Your goal: Your task is to write out the complete listing exactly as it is shown.

Data supplied:

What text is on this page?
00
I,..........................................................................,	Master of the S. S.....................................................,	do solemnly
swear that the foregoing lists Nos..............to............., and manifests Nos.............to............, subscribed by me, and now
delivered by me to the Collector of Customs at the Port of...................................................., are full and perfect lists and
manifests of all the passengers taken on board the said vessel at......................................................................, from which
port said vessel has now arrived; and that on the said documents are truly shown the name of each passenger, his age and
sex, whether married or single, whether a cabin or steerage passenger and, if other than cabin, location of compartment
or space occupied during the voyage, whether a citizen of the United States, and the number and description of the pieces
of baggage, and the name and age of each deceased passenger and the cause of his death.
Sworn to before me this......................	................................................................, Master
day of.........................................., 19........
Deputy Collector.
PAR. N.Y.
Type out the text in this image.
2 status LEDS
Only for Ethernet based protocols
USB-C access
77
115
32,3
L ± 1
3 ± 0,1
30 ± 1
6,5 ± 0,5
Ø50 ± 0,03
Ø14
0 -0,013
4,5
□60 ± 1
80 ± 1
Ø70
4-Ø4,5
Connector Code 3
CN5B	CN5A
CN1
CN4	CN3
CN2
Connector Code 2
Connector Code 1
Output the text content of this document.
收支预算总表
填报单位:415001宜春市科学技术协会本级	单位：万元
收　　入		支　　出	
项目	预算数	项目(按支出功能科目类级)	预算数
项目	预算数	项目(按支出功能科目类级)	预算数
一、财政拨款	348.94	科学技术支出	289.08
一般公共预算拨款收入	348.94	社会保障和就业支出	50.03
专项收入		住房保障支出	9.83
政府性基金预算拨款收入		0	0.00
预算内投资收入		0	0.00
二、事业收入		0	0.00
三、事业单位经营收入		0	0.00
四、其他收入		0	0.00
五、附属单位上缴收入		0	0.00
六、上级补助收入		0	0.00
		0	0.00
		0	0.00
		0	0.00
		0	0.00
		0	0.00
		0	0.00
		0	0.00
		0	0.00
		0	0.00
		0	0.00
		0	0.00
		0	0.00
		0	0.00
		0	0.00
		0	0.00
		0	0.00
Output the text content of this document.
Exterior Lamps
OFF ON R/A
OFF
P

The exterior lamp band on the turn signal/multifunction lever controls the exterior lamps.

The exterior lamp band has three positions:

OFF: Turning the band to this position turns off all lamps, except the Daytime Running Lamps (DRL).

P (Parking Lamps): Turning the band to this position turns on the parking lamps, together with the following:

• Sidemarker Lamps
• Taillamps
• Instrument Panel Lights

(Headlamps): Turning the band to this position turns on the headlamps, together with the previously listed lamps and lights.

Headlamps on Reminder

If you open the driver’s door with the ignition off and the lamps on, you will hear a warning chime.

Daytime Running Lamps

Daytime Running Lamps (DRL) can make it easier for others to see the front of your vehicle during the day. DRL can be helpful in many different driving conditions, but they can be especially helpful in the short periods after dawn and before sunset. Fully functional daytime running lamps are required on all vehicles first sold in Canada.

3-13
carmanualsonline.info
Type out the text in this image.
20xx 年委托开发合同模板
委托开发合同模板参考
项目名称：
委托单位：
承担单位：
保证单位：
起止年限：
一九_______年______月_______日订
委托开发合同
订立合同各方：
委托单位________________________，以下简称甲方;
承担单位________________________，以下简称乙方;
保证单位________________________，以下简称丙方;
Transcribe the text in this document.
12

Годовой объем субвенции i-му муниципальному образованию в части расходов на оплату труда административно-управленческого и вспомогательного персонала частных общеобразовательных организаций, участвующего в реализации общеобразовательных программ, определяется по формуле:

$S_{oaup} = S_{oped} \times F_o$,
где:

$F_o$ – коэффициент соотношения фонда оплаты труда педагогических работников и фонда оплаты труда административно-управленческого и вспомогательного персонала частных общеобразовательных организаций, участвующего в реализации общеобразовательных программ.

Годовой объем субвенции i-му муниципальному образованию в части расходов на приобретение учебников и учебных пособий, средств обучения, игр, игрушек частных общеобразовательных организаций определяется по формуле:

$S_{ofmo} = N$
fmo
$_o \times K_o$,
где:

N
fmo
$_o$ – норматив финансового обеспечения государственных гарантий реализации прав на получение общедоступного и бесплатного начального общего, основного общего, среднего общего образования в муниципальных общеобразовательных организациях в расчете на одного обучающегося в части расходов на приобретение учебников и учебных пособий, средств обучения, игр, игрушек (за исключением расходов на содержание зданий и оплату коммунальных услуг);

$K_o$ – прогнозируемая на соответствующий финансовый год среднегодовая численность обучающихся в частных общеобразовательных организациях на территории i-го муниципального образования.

Task response:
What text is on this page?
00
I,..........................................................................,	Master of the S. S.....................................................,	do solemnly
swear that the foregoing lists Nos..............to............., and manifests Nos.............to............, subscribed by me, and now
delivered by me to the Collector of Customs at the Port of...................................................., are full and perfect lists and
manifests of all the passengers taken on board the said vessel at......................................................................, from which
port said vessel has now arrived; and that on the said documents are truly shown the name of each passenger, his age and
sex, whether married or single, whether a cabin or steerage passenger and, if other than cabin, location of compartment
or space occupied during the voyage, whether a citizen of the United States, and the number and description of the pieces
of baggage, and the name and age of each deceased passenger and the cause of his death.
Sworn to before me this......................	................................................................, Master
day of.........................................., 19........
Deputy Collector.
PAR. N.Y.
Type out the text in this image.
2 status LEDS
Only for Ethernet based protocols
USB-C access
77
115
32,3
L ± 1
3 ± 0,1
30 ± 1
6,5 ± 0,5
Ø50 ± 0,03
Ø14
0 -0,013
4,5
□60 ± 1
80 ± 1
Ø70
4-Ø4,5
Connector Code 3
CN5B	CN5A
CN1
CN4	CN3
CN2
Connector Code 2
Connector Code 1
Output the text content of this document.
收支预算总表
填报单位:415001宜春市科学技术协会本级	单位：万元
收　　入		支　　出	
项目	预算数	项目(按支出功能科目类级)	预算数
项目	预算数	项目(按支出功能科目类级)	预算数
一、财政拨款	348.94	科学技术支出	289.08
一般公共预算拨款收入	348.94	社会保障和就业支出	50.03
专项收入		住房保障支出	9.83
政府性基金预算拨款收入		0	0.00
预算内投资收入		0	0.00
二、事业收入		0	0.00
三、事业单位经营收入		0	0.00
四、其他收入		0	0.00
五、附属单位上缴收入		0	0.00
六、上级补助收入		0	0.00
		0	0.00
		0	0.00
		0	0.00
		0	0.00
		0	0.00
		0	0.00
		0	0.00
		0	0.00
		0	0.00
		0	0.00
		0	0.00
		0	0.00
		0	0.00
		0	0.00
		0	0.00
		0	0.00
Output the text content of this document.
Exterior Lamps
OFF ON R/A
OFF
P

The exterior lamp band on the turn signal/multifunction lever controls the exterior lamps.

The exterior lamp band has three positions:

OFF: Turning the band to this position turns off all lamps, except the Daytime Running Lamps (DRL).

P (Parking Lamps): Turning the band to this position turns on the parking lamps, together with the following:

• Sidemarker Lamps
• Taillamps
• Instrument Panel Lights

(Headlamps): Turning the band to this position turns on the headlamps, together with the previously listed lamps and lights.

Headlamps on Reminder

If you open the driver’s door with the ignition off and the lamps on, you will hear a warning chime.

Daytime Running Lamps

Daytime Running Lamps (DRL) can make it easier for others to see the front of your vehicle during the day. DRL can be helpful in many different driving conditions, but they can be especially helpful in the short periods after dawn and before sunset. Fully functional daytime running lamps are required on all vehicles first sold in Canada.

3-13
carmanualsonline.info
Type out the text in this image.
20xx 年委托开发合同模板
委托开发合同模板参考
项目名称：
委托单位：
承担单位：
保证单位：
起止年限：
一九_______年______月_______日订
委托开发合同
订立合同各方：
委托单位________________________，以下简称甲方;
承担单位________________________，以下简称乙方;
保证单位________________________，以下简称丙方;
Transcribe the text in this document.
12

Годовой объем субвенции i-му муниципальному образованию в части расходов на оплату труда административно-управленческого и вспомогательного персонала частных общеобразовательных организаций, участвующего в реализации общеобразовательных программ, определяется по формуле:

$S_{oaup} = S_{oped} \times F_o$,
где:

$F_o$ – коэффициент соотношения фонда оплаты труда педагогических работников и фонда оплаты труда административно-управленческого и вспомогательного персонала частных общеобразовательных организаций, участвующего в реализации общеобразовательных программ.

Годовой объем субвенции i-му муниципальному образованию в части расходов на приобретение учебников и учебных пособий, средств обучения, игр, игрушек частных общеобразовательных организаций определяется по формуле:

$S_{ofmo} = N$
fmo
$_o \times K_o$,
где:

N
fmo
$_o$ – норматив финансового обеспечения государственных гарантий реализации прав на получение общедоступного и бесплатного начального общего, основного общего, среднего общего образования в муниципальных общеобразовательных организациях в расчете на одного обучающегося в части расходов на приобретение учебников и учебных пособий, средств обучения, игр, игрушек (за исключением расходов на содержание зданий и оплату коммунальных услуг);

$K_o$ – прогнозируемая на соответствующий финансовый год среднегодовая численность обучающихся в частных общеобразовательных организациях на территории i-го муниципального образования.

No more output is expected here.